◆ **Directions for this task**: Render the material again word for word, skipping the pictures in it.

◆ **Recorded information**:

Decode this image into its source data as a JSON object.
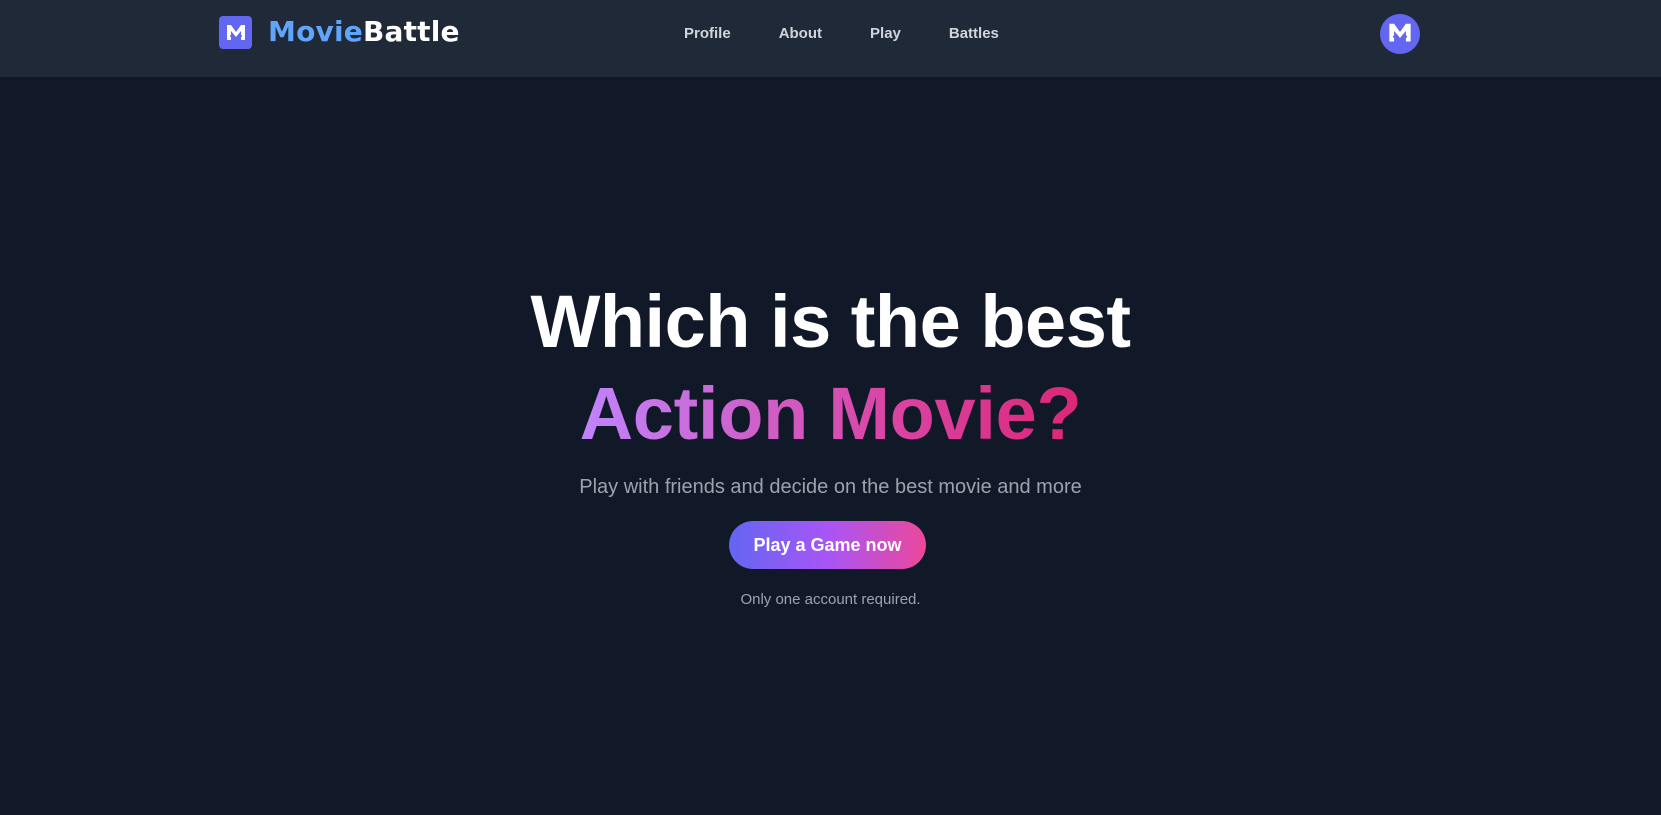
{
  "header": {
    "brand": {
      "part1": "Movie",
      "part2": "Battle",
      "logo_icon": "m-logo-icon",
      "part1_color": "#60a5fa",
      "part2_color": "#ffffff"
    },
    "nav": [
      {
        "label": "Profile"
      },
      {
        "label": "About"
      },
      {
        "label": "Play"
      },
      {
        "label": "Battles"
      }
    ],
    "avatar_icon": "m-logo-icon"
  },
  "hero": {
    "line1": "Which is the best",
    "line2": "Action Movie?",
    "subtitle": "Play with friends and decide on the best movie and more",
    "cta_label": "Play a Game now",
    "note": "Only one account required."
  },
  "colors": {
    "background": "#111827",
    "navbar": "#1f2937",
    "accent": "#6366f1",
    "gradient_start": "#c084fc",
    "gradient_end": "#db2777"
  }
}
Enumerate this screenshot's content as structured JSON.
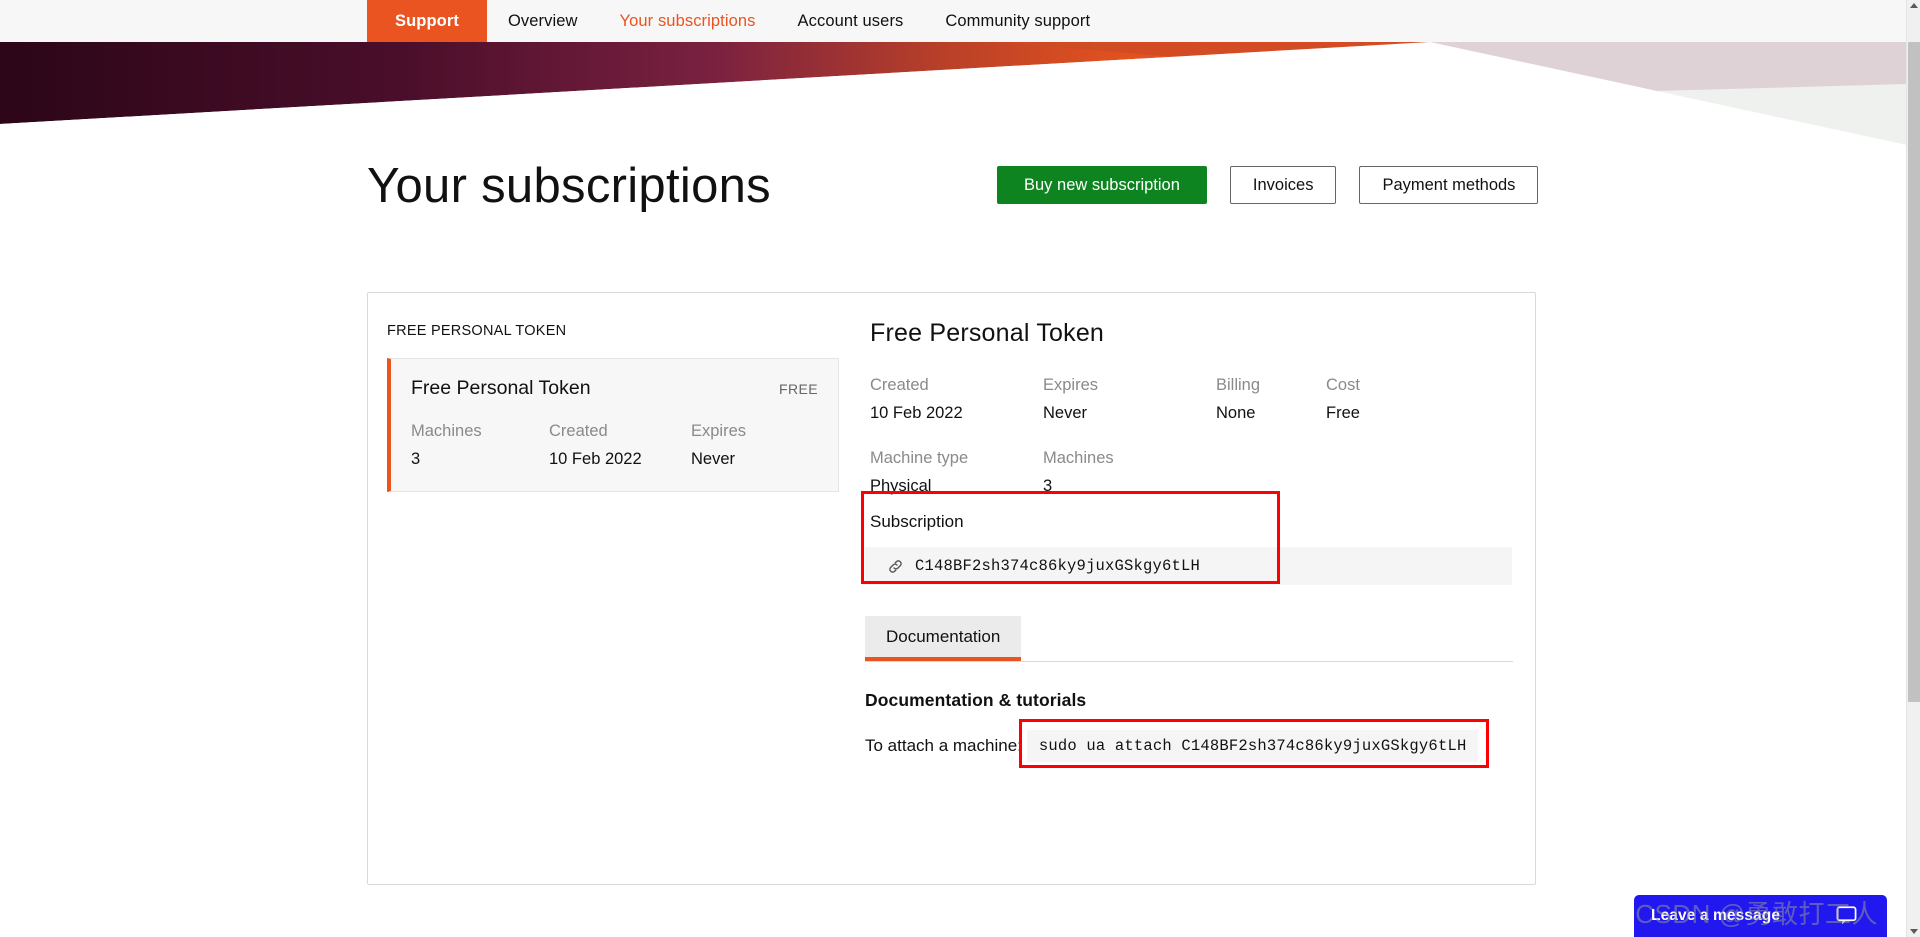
{
  "nav": {
    "brand_label": "Support",
    "items": [
      {
        "label": "Overview",
        "state": "default"
      },
      {
        "label": "Your subscriptions",
        "state": "current"
      },
      {
        "label": "Account users",
        "state": "default"
      },
      {
        "label": "Community support",
        "state": "default"
      }
    ]
  },
  "header": {
    "title": "Your subscriptions",
    "buttons": {
      "buy": "Buy new subscription",
      "invoices": "Invoices",
      "payment_methods": "Payment methods"
    }
  },
  "sidebar": {
    "group_label": "FREE PERSONAL TOKEN",
    "card": {
      "title": "Free Personal Token",
      "badge": "FREE",
      "fields": [
        {
          "key": "Machines",
          "value": "3"
        },
        {
          "key": "Created",
          "value": "10 Feb 2022"
        },
        {
          "key": "Expires",
          "value": "Never"
        }
      ]
    }
  },
  "detail": {
    "title": "Free Personal Token",
    "row1": [
      {
        "key": "Created",
        "value": "10 Feb 2022"
      },
      {
        "key": "Expires",
        "value": "Never"
      },
      {
        "key": "Billing",
        "value": "None"
      },
      {
        "key": "Cost",
        "value": "Free"
      }
    ],
    "row2": [
      {
        "key": "Machine type",
        "value": "Physical"
      },
      {
        "key": "Machines",
        "value": "3"
      }
    ],
    "subscription": {
      "label": "Subscription",
      "token": "C148BF2sh374c86ky9juxGSkgy6tLH"
    },
    "tabs": [
      {
        "label": "Documentation",
        "active": true
      }
    ],
    "documentation": {
      "heading": "Documentation & tutorials",
      "attach_label": "To attach a machine:",
      "attach_command": "sudo ua attach C148BF2sh374c86ky9juxGSkgy6tLH"
    }
  },
  "chat": {
    "label": "Leave a message"
  },
  "watermark": {
    "text": "CSDN @勇敢打工人"
  },
  "colors": {
    "ubuntu_orange": "#e95420",
    "green_cta": "#0e8420",
    "highlight_red": "#ff0000",
    "chat_blue": "#2118ef",
    "banner_dark": "#2c0618"
  }
}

◆ **Full response**:
Decode this image into its source data as a JSON object.
{
  "header": {
    "brand": {
      "part1": "Movie",
      "part2": "Battle",
      "logo_icon": "m-logo-icon",
      "part1_color": "#60a5fa",
      "part2_color": "#ffffff"
    },
    "nav": [
      {
        "label": "Profile"
      },
      {
        "label": "About"
      },
      {
        "label": "Play"
      },
      {
        "label": "Battles"
      }
    ],
    "avatar_icon": "m-logo-icon"
  },
  "hero": {
    "line1": "Which is the best",
    "line2": "Action Movie?",
    "subtitle": "Play with friends and decide on the best movie and more",
    "cta_label": "Play a Game now",
    "note": "Only one account required."
  },
  "colors": {
    "background": "#111827",
    "navbar": "#1f2937",
    "accent": "#6366f1",
    "gradient_start": "#c084fc",
    "gradient_end": "#db2777"
  }
}
Enumerate this screenshot's content as structured JSON.
{
  "nav": {
    "brand_label": "Support",
    "items": [
      {
        "label": "Overview",
        "state": "default"
      },
      {
        "label": "Your subscriptions",
        "state": "current"
      },
      {
        "label": "Account users",
        "state": "default"
      },
      {
        "label": "Community support",
        "state": "default"
      }
    ]
  },
  "header": {
    "title": "Your subscriptions",
    "buttons": {
      "buy": "Buy new subscription",
      "invoices": "Invoices",
      "payment_methods": "Payment methods"
    }
  },
  "sidebar": {
    "group_label": "FREE PERSONAL TOKEN",
    "card": {
      "title": "Free Personal Token",
      "badge": "FREE",
      "fields": [
        {
          "key": "Machines",
          "value": "3"
        },
        {
          "key": "Created",
          "value": "10 Feb 2022"
        },
        {
          "key": "Expires",
          "value": "Never"
        }
      ]
    }
  },
  "detail": {
    "title": "Free Personal Token",
    "row1": [
      {
        "key": "Created",
        "value": "10 Feb 2022"
      },
      {
        "key": "Expires",
        "value": "Never"
      },
      {
        "key": "Billing",
        "value": "None"
      },
      {
        "key": "Cost",
        "value": "Free"
      }
    ],
    "row2": [
      {
        "key": "Machine type",
        "value": "Physical"
      },
      {
        "key": "Machines",
        "value": "3"
      }
    ],
    "subscription": {
      "label": "Subscription",
      "token": "C148BF2sh374c86ky9juxGSkgy6tLH"
    },
    "tabs": [
      {
        "label": "Documentation",
        "active": true
      }
    ],
    "documentation": {
      "heading": "Documentation & tutorials",
      "attach_label": "To attach a machine:",
      "attach_command": "sudo ua attach C148BF2sh374c86ky9juxGSkgy6tLH"
    }
  },
  "chat": {
    "label": "Leave a message"
  },
  "watermark": {
    "text": "CSDN @勇敢打工人"
  },
  "colors": {
    "ubuntu_orange": "#e95420",
    "green_cta": "#0e8420",
    "highlight_red": "#ff0000",
    "chat_blue": "#2118ef",
    "banner_dark": "#2c0618"
  }
}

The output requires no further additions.